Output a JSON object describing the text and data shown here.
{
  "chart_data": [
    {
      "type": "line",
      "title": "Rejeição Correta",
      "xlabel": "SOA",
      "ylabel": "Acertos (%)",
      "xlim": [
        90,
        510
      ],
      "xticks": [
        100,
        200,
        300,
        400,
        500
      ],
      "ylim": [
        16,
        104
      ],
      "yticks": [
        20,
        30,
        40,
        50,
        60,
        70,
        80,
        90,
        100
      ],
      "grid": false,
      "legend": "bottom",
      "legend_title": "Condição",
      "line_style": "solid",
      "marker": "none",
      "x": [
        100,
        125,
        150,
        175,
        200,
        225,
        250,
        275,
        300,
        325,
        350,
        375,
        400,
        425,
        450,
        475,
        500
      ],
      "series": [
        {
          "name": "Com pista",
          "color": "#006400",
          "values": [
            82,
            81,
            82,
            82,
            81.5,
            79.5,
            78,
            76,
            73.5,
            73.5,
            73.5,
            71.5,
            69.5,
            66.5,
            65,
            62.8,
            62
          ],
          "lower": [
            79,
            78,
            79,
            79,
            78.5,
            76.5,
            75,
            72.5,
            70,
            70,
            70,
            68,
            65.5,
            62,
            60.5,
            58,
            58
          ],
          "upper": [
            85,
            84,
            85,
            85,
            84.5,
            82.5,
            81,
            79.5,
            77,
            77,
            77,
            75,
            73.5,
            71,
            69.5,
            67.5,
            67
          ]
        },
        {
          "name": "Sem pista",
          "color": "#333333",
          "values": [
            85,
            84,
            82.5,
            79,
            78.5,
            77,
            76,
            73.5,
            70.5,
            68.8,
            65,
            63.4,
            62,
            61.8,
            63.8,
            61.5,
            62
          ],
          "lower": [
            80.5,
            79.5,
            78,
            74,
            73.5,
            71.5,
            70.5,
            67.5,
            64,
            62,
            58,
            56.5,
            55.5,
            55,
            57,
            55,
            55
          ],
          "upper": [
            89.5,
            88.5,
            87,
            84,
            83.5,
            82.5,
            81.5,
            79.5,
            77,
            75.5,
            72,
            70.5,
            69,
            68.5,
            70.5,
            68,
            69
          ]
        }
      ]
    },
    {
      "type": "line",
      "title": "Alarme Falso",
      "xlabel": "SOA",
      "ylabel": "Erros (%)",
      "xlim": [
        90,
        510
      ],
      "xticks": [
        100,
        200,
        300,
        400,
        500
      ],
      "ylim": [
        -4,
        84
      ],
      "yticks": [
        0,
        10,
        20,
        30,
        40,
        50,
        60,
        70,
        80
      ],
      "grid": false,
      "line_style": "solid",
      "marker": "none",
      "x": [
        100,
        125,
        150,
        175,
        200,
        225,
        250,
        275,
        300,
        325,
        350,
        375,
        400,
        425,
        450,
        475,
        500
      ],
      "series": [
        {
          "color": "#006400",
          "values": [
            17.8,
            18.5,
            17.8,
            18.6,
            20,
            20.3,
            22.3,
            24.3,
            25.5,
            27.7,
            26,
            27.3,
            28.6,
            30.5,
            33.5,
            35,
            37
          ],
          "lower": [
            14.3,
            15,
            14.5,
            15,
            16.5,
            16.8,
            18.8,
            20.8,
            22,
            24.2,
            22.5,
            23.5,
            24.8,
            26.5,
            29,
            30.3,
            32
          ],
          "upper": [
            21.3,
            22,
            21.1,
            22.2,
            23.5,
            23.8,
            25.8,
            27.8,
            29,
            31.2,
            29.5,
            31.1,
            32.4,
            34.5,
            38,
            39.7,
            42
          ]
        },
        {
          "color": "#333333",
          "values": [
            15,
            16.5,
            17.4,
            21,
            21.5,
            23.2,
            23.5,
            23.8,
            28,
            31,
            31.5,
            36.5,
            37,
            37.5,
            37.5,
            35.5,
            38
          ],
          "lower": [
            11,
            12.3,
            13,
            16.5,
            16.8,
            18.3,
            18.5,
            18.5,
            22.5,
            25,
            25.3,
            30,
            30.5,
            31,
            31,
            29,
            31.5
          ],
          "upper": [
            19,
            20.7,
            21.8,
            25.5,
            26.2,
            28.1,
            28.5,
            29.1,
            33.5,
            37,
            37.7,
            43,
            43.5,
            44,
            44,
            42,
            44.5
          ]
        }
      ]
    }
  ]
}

◇ ◇ ◇ ◇ ◇

Exercise prompt —
Each record above must be given again exactly.

Exercise solution —
Output a JSON object describing the text and data shown here.
{
  "chart_data": [
    {
      "type": "line",
      "title": "Rejeição Correta",
      "xlabel": "SOA",
      "ylabel": "Acertos (%)",
      "xlim": [
        90,
        510
      ],
      "xticks": [
        100,
        200,
        300,
        400,
        500
      ],
      "ylim": [
        16,
        104
      ],
      "yticks": [
        20,
        30,
        40,
        50,
        60,
        70,
        80,
        90,
        100
      ],
      "grid": false,
      "legend": "bottom",
      "legend_title": "Condição",
      "line_style": "solid",
      "marker": "none",
      "x": [
        100,
        125,
        150,
        175,
        200,
        225,
        250,
        275,
        300,
        325,
        350,
        375,
        400,
        425,
        450,
        475,
        500
      ],
      "series": [
        {
          "name": "Com pista",
          "color": "#006400",
          "values": [
            82,
            81,
            82,
            82,
            81.5,
            79.5,
            78,
            76,
            73.5,
            73.5,
            73.5,
            71.5,
            69.5,
            66.5,
            65,
            62.8,
            62
          ],
          "lower": [
            79,
            78,
            79,
            79,
            78.5,
            76.5,
            75,
            72.5,
            70,
            70,
            70,
            68,
            65.5,
            62,
            60.5,
            58,
            58
          ],
          "upper": [
            85,
            84,
            85,
            85,
            84.5,
            82.5,
            81,
            79.5,
            77,
            77,
            77,
            75,
            73.5,
            71,
            69.5,
            67.5,
            67
          ]
        },
        {
          "name": "Sem pista",
          "color": "#333333",
          "values": [
            85,
            84,
            82.5,
            79,
            78.5,
            77,
            76,
            73.5,
            70.5,
            68.8,
            65,
            63.4,
            62,
            61.8,
            63.8,
            61.5,
            62
          ],
          "lower": [
            80.5,
            79.5,
            78,
            74,
            73.5,
            71.5,
            70.5,
            67.5,
            64,
            62,
            58,
            56.5,
            55.5,
            55,
            57,
            55,
            55
          ],
          "upper": [
            89.5,
            88.5,
            87,
            84,
            83.5,
            82.5,
            81.5,
            79.5,
            77,
            75.5,
            72,
            70.5,
            69,
            68.5,
            70.5,
            68,
            69
          ]
        }
      ]
    },
    {
      "type": "line",
      "title": "Alarme Falso",
      "xlabel": "SOA",
      "ylabel": "Erros (%)",
      "xlim": [
        90,
        510
      ],
      "xticks": [
        100,
        200,
        300,
        400,
        500
      ],
      "ylim": [
        -4,
        84
      ],
      "yticks": [
        0,
        10,
        20,
        30,
        40,
        50,
        60,
        70,
        80
      ],
      "grid": false,
      "line_style": "solid",
      "marker": "none",
      "x": [
        100,
        125,
        150,
        175,
        200,
        225,
        250,
        275,
        300,
        325,
        350,
        375,
        400,
        425,
        450,
        475,
        500
      ],
      "series": [
        {
          "color": "#006400",
          "values": [
            17.8,
            18.5,
            17.8,
            18.6,
            20,
            20.3,
            22.3,
            24.3,
            25.5,
            27.7,
            26,
            27.3,
            28.6,
            30.5,
            33.5,
            35,
            37
          ],
          "lower": [
            14.3,
            15,
            14.5,
            15,
            16.5,
            16.8,
            18.8,
            20.8,
            22,
            24.2,
            22.5,
            23.5,
            24.8,
            26.5,
            29,
            30.3,
            32
          ],
          "upper": [
            21.3,
            22,
            21.1,
            22.2,
            23.5,
            23.8,
            25.8,
            27.8,
            29,
            31.2,
            29.5,
            31.1,
            32.4,
            34.5,
            38,
            39.7,
            42
          ]
        },
        {
          "color": "#333333",
          "values": [
            15,
            16.5,
            17.4,
            21,
            21.5,
            23.2,
            23.5,
            23.8,
            28,
            31,
            31.5,
            36.5,
            37,
            37.5,
            37.5,
            35.5,
            38
          ],
          "lower": [
            11,
            12.3,
            13,
            16.5,
            16.8,
            18.3,
            18.5,
            18.5,
            22.5,
            25,
            25.3,
            30,
            30.5,
            31,
            31,
            29,
            31.5
          ],
          "upper": [
            19,
            20.7,
            21.8,
            25.5,
            26.2,
            28.1,
            28.5,
            29.1,
            33.5,
            37,
            37.7,
            43,
            43.5,
            44,
            44,
            42,
            44.5
          ]
        }
      ]
    }
  ]
}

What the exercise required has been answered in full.